- _Exercise objective_:
Can you write out all of the material below, word for word?

Source records
— START —
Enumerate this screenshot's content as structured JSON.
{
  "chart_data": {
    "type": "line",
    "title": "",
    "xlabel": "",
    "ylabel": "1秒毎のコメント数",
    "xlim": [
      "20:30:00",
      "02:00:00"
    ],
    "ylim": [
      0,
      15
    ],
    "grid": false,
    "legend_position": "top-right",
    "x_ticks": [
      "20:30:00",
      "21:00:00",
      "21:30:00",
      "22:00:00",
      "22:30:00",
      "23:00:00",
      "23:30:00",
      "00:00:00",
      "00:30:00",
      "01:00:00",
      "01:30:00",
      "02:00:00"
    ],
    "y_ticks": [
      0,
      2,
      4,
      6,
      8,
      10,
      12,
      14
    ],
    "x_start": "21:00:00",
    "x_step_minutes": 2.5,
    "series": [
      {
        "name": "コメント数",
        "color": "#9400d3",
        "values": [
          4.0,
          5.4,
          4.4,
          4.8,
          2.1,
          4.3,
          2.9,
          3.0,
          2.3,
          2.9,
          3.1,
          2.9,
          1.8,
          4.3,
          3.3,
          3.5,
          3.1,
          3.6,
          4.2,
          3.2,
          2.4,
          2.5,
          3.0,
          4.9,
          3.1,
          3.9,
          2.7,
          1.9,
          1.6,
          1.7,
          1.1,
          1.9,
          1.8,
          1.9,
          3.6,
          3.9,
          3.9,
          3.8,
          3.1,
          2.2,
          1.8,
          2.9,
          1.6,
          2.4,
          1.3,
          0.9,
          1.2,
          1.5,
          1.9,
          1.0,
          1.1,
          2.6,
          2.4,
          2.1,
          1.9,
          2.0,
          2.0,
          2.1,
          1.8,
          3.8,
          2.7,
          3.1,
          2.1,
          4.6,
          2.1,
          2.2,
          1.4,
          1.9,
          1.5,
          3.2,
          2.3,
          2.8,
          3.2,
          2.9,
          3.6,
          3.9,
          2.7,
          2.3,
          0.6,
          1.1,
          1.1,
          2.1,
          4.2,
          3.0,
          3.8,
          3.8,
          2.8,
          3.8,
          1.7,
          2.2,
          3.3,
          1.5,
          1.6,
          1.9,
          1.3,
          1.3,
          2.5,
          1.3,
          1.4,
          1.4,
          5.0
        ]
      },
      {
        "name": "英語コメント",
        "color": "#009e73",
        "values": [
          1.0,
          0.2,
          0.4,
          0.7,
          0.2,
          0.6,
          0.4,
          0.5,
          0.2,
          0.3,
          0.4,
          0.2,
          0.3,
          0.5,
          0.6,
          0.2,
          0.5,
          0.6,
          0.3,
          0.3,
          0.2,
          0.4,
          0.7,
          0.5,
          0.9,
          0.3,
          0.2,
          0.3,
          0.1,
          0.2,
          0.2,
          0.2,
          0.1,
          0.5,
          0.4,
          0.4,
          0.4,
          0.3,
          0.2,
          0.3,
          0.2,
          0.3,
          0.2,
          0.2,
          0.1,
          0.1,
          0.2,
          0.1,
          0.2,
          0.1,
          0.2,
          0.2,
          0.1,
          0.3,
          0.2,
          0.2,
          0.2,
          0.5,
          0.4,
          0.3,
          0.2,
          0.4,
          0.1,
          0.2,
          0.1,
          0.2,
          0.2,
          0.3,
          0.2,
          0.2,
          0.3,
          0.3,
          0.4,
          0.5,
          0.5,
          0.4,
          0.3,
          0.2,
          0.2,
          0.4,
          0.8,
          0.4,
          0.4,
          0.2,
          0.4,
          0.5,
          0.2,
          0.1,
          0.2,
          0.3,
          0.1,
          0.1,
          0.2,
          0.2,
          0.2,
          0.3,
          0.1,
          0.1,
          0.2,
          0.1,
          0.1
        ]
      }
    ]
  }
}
— END —
- _Right answer_:
Enumerate this screenshot's content as structured JSON.
{
  "chart_data": {
    "type": "line",
    "title": "",
    "xlabel": "",
    "ylabel": "1秒毎のコメント数",
    "xlim": [
      "20:30:00",
      "02:00:00"
    ],
    "ylim": [
      0,
      15
    ],
    "grid": false,
    "legend_position": "top-right",
    "x_ticks": [
      "20:30:00",
      "21:00:00",
      "21:30:00",
      "22:00:00",
      "22:30:00",
      "23:00:00",
      "23:30:00",
      "00:00:00",
      "00:30:00",
      "01:00:00",
      "01:30:00",
      "02:00:00"
    ],
    "y_ticks": [
      0,
      2,
      4,
      6,
      8,
      10,
      12,
      14
    ],
    "x_start": "21:00:00",
    "x_step_minutes": 2.5,
    "series": [
      {
        "name": "コメント数",
        "color": "#9400d3",
        "values": [
          4.0,
          5.4,
          4.4,
          4.8,
          2.1,
          4.3,
          2.9,
          3.0,
          2.3,
          2.9,
          3.1,
          2.9,
          1.8,
          4.3,
          3.3,
          3.5,
          3.1,
          3.6,
          4.2,
          3.2,
          2.4,
          2.5,
          3.0,
          4.9,
          3.1,
          3.9,
          2.7,
          1.9,
          1.6,
          1.7,
          1.1,
          1.9,
          1.8,
          1.9,
          3.6,
          3.9,
          3.9,
          3.8,
          3.1,
          2.2,
          1.8,
          2.9,
          1.6,
          2.4,
          1.3,
          0.9,
          1.2,
          1.5,
          1.9,
          1.0,
          1.1,
          2.6,
          2.4,
          2.1,
          1.9,
          2.0,
          2.0,
          2.1,
          1.8,
          3.8,
          2.7,
          3.1,
          2.1,
          4.6,
          2.1,
          2.2,
          1.4,
          1.9,
          1.5,
          3.2,
          2.3,
          2.8,
          3.2,
          2.9,
          3.6,
          3.9,
          2.7,
          2.3,
          0.6,
          1.1,
          1.1,
          2.1,
          4.2,
          3.0,
          3.8,
          3.8,
          2.8,
          3.8,
          1.7,
          2.2,
          3.3,
          1.5,
          1.6,
          1.9,
          1.3,
          1.3,
          2.5,
          1.3,
          1.4,
          1.4,
          5.0
        ]
      },
      {
        "name": "英語コメント",
        "color": "#009e73",
        "values": [
          1.0,
          0.2,
          0.4,
          0.7,
          0.2,
          0.6,
          0.4,
          0.5,
          0.2,
          0.3,
          0.4,
          0.2,
          0.3,
          0.5,
          0.6,
          0.2,
          0.5,
          0.6,
          0.3,
          0.3,
          0.2,
          0.4,
          0.7,
          0.5,
          0.9,
          0.3,
          0.2,
          0.3,
          0.1,
          0.2,
          0.2,
          0.2,
          0.1,
          0.5,
          0.4,
          0.4,
          0.4,
          0.3,
          0.2,
          0.3,
          0.2,
          0.3,
          0.2,
          0.2,
          0.1,
          0.1,
          0.2,
          0.1,
          0.2,
          0.1,
          0.2,
          0.2,
          0.1,
          0.3,
          0.2,
          0.2,
          0.2,
          0.5,
          0.4,
          0.3,
          0.2,
          0.4,
          0.1,
          0.2,
          0.1,
          0.2,
          0.2,
          0.3,
          0.2,
          0.2,
          0.3,
          0.3,
          0.4,
          0.5,
          0.5,
          0.4,
          0.3,
          0.2,
          0.2,
          0.4,
          0.8,
          0.4,
          0.4,
          0.2,
          0.4,
          0.5,
          0.2,
          0.1,
          0.2,
          0.3,
          0.1,
          0.1,
          0.2,
          0.2,
          0.2,
          0.3,
          0.1,
          0.1,
          0.2,
          0.1,
          0.1
        ]
      }
    ]
  }
}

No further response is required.